Whether it’s a gust of wind, a bad break or, say, an insurgent rival tour assailing the norms of the professional landscape, golfers don’t particularly like things out of their control. In a sport that is exceedingly individualistic, they don’t take kindly to disorder.
Perhaps that’s why, during last week’s Wyndham Championship, Davis Love III suggested that in the ongoing battle between the PGA Tour and LIV Golf, it’s still the traditional tour players who carry the most sway. Why?
“(If) we don’t want those (LIV) guys playing, we don’t care what the courts say, our only option really, the nuclear option is to say, well, fine, if they have to play in our events , we just won’t play,” Love said.
Love is a statesman of sorts. He’s a 58-year-old with 21 career tour victories, multiple Ryder Cup captaincies and a current post as US Presidents Cup team captain. He’s sat on the PGA Tour’s Player Advisory Council. He was part of the tour’s counterstrike against Greg Norman’s incipient World Golf Tour in 1994. Love’s voice has weight.
So to hear Love speak openly of a strike or boycott in professional golf was, well, nothing short of jarring. The PGA Tour’s 175 card-carrying members are not members of a labor union. They are independent contractors with no collective bargaining. There has never been a labor-related work stoppage in tour history.
But, hey, if threatened, those players could indeed band together.
That is exactly what happened when Phil Mickelson, Bryson DeChambeau and eight other golfers suspended by the PGA Tour for joining LIV filed an antitrust lawsuit against the tour. A direct threat. As Justin Thomas told No Laying Up in June of the then-expected, now-actual lawsuit: “They’re suing me. They’re suing Rory. They’re suing Tiger. They’re suing every single one of us that they’ve looked in the face, looked in the eyes and played rounds of golf with, played on Cup teams with, shared moments with.”
Thus, as a united front, PGA Tour players can hit back.
Prior to Wyndham, in a separate interview with The AthleticLove expanded on the idea.
“If 200 players say, ‘All right, we’re not playing the majors and we’re not playing any PGA Tour events if these guys are allowed to play. We go on strike.’ That solves it. Then it’s over,” Love said. “Because that says to the FTC and the IRS and to the sponsors and to (PGA Tour commissioner Jay Monahan): ‘We support the PGA Tour’s rules and if you don’t enforce the rules, then we’re not playing.’”
That, the theory goes, is what makes the boycott option potentially enticing. As one current PGA Tour pro said in a text message: “I don’t think guys would actually do it but that would be the end of all this. Sit out a Masters and it’s all over.” Multiple players spoke to for this piece indicated the same, that if it should ever come to it, a strike serves as the ultimate checkmate.
Charley Hoffman, one of four current player directors on the PGA Tour’s Player Advisory Council, said: “I’d be lying if I said there’s been much conversation about that, but I think, hypothetically, it could happen.”
Except…
There also exists the reality that a boycott or strike is implausible or, at least, ill-advised.

•••••

REQUEST 1 - Quote the article on a PGA Tour player strike, starting with "That, the theory" and going on through "at least, ill-advised.".
REQUEST 2 - According to the article on a PGA Tour player strike, how many career tour victories does Davis Love III have?

SOURCE DATA -
•••••

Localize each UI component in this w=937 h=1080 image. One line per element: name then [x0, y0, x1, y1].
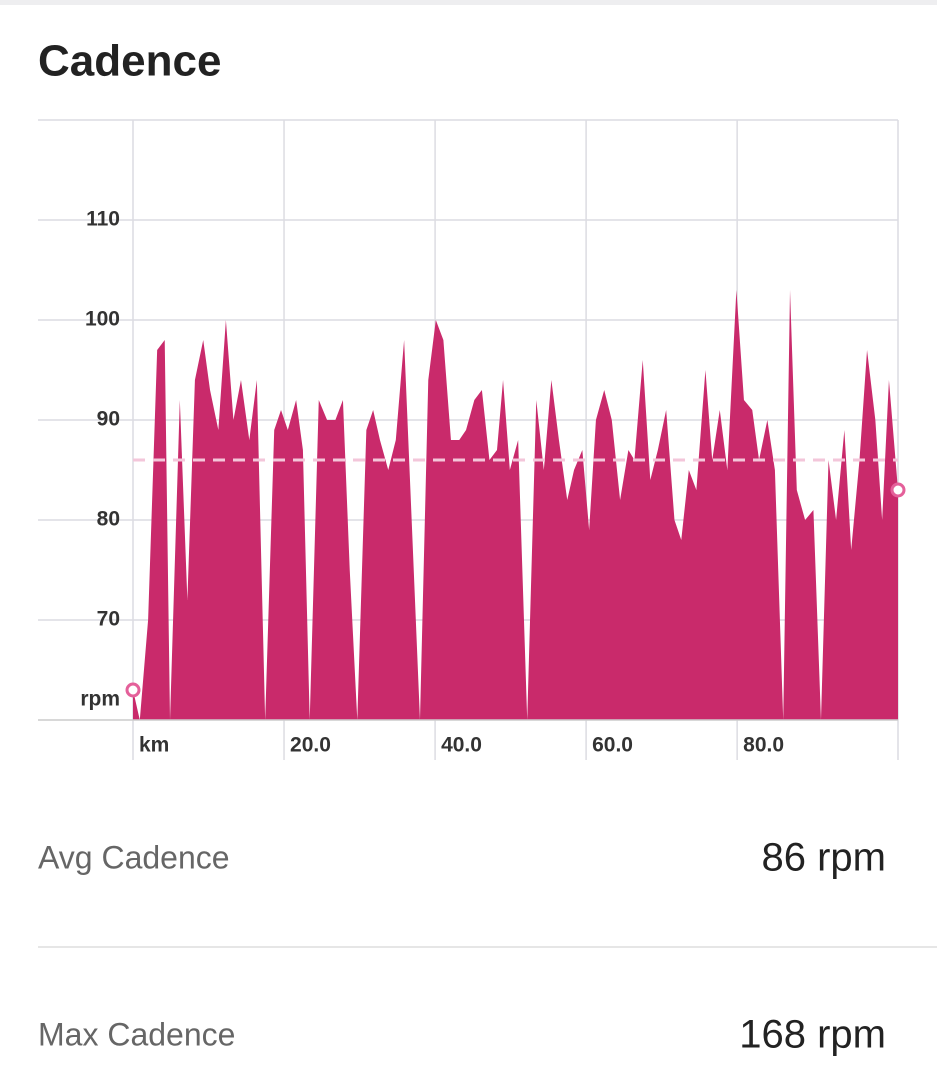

•••••

WORKED SOLUTION 1 -
That, the theory goes, is what makes the boycott option potentially enticing. As one current PGA Tour pro said in a text message: “I don’t think guys would actually do it but that would be the end of all this. Sit out a Masters and it’s all over.” Multiple players spoke to for this piece indicated the same, that if it should ever come to it, a strike serves as the ultimate checkmate.
Charley Hoffman, one of four current player directors on the PGA Tour’s Player Advisory Council, said: “I’d be lying if I said there’s been much conversation about that, but I think, hypothetically, it could happen.”
Except…
There also exists the reality that a boycott or strike is implausible or, at least, ill-advised.

WORKED SOLUTION 2 - 21